→ Task: Looking at the listing beneath, work out how many lines hold "name" and report only that figure.

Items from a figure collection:
+ + + + +
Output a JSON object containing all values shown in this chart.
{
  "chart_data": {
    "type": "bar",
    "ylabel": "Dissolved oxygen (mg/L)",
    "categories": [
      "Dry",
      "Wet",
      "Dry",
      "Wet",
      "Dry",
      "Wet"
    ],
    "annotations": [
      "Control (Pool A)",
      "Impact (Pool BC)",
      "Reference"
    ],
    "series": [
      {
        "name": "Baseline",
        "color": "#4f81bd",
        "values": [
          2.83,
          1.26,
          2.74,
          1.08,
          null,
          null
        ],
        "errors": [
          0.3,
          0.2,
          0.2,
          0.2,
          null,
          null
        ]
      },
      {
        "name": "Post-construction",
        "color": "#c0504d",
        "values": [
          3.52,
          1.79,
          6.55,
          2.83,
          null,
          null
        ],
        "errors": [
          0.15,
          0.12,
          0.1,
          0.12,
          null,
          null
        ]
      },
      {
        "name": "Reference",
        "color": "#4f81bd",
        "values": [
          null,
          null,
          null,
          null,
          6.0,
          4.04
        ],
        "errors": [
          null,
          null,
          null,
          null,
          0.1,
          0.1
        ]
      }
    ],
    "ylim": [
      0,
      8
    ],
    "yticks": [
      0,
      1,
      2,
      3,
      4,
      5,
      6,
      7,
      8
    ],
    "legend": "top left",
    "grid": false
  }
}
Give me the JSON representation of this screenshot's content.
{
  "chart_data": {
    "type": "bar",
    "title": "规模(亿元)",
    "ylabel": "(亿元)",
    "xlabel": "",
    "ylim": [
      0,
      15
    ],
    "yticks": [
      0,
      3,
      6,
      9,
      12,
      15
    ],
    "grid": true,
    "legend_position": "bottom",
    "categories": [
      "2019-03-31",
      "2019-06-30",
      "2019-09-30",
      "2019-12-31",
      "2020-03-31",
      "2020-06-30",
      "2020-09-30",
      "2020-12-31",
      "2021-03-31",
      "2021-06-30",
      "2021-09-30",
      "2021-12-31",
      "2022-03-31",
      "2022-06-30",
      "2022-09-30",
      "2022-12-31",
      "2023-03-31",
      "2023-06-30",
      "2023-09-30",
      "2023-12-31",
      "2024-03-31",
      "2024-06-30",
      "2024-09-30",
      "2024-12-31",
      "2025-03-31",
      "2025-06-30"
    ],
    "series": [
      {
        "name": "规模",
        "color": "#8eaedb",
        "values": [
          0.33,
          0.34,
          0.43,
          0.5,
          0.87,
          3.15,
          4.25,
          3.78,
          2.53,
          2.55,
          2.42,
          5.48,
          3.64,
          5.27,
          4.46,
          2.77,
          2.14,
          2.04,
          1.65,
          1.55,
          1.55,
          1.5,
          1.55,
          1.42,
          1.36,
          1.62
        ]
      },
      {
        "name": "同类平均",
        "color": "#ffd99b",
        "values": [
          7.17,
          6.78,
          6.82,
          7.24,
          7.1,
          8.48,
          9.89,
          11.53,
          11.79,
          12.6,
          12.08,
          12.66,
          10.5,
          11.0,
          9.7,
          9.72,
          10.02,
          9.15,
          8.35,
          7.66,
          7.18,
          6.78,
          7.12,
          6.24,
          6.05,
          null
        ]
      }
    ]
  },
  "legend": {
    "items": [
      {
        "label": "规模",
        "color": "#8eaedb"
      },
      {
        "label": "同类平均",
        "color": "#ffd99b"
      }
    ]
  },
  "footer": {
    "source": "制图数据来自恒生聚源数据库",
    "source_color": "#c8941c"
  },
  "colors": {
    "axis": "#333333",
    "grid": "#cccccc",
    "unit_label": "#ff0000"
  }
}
+ + + + +
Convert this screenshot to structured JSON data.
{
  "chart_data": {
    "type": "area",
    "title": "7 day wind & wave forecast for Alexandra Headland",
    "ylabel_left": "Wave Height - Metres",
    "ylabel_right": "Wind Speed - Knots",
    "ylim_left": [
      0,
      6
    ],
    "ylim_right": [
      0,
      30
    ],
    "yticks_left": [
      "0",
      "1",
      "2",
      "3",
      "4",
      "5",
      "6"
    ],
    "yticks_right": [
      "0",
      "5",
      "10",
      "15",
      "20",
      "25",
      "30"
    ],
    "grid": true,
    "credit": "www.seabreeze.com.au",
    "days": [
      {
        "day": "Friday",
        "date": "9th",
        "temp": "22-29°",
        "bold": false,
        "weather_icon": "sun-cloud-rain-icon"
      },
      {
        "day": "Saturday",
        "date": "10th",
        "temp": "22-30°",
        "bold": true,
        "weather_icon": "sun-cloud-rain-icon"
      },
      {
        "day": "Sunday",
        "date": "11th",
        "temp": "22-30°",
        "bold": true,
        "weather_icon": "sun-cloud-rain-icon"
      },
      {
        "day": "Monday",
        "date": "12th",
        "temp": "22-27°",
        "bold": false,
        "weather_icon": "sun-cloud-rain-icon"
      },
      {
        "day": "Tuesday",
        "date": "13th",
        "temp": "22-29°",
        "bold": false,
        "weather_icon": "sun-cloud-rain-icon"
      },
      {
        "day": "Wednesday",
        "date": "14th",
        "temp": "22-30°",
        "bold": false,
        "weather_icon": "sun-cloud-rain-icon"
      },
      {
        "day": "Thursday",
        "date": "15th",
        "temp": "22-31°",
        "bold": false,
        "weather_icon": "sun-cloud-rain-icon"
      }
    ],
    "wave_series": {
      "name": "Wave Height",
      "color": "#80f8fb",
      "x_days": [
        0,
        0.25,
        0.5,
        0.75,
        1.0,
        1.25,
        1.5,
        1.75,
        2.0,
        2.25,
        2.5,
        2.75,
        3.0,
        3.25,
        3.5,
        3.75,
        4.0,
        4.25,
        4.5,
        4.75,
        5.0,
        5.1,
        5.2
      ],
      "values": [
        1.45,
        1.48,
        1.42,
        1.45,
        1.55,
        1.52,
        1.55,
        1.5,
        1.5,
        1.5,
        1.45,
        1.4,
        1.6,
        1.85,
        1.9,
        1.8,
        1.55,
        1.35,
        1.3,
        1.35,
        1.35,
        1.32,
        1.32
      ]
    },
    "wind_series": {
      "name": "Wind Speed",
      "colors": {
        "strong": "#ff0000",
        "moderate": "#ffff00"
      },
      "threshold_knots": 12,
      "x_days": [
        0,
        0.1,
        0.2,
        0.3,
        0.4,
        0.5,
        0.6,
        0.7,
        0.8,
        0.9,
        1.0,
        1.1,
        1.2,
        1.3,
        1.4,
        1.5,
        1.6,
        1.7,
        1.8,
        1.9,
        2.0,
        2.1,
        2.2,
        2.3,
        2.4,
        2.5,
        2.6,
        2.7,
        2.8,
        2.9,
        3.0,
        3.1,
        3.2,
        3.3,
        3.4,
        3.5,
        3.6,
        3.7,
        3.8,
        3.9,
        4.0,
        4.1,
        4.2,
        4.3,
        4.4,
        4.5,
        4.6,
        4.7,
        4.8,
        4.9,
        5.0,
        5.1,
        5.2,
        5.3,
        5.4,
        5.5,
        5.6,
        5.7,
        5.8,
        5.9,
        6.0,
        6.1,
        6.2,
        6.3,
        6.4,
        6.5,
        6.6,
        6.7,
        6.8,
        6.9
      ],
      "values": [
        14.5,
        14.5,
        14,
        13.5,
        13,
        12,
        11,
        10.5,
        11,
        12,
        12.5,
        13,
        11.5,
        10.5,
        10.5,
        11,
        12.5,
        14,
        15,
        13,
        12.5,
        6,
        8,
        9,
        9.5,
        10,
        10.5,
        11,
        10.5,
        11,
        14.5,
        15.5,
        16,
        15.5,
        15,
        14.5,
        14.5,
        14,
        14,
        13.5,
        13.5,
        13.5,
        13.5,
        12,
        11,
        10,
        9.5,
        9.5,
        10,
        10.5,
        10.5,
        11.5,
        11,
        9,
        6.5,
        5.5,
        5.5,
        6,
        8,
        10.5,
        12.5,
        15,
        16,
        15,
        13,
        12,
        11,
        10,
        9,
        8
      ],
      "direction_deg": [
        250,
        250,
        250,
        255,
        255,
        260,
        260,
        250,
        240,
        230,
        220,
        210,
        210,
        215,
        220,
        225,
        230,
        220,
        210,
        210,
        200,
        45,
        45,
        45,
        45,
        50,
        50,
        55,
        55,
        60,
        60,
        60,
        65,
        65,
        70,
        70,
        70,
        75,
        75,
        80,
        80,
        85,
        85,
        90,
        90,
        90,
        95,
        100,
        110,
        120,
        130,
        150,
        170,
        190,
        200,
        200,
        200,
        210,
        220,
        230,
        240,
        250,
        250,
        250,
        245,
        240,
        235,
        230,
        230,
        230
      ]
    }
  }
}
+ + + + +
→ Answer to the exercise: 7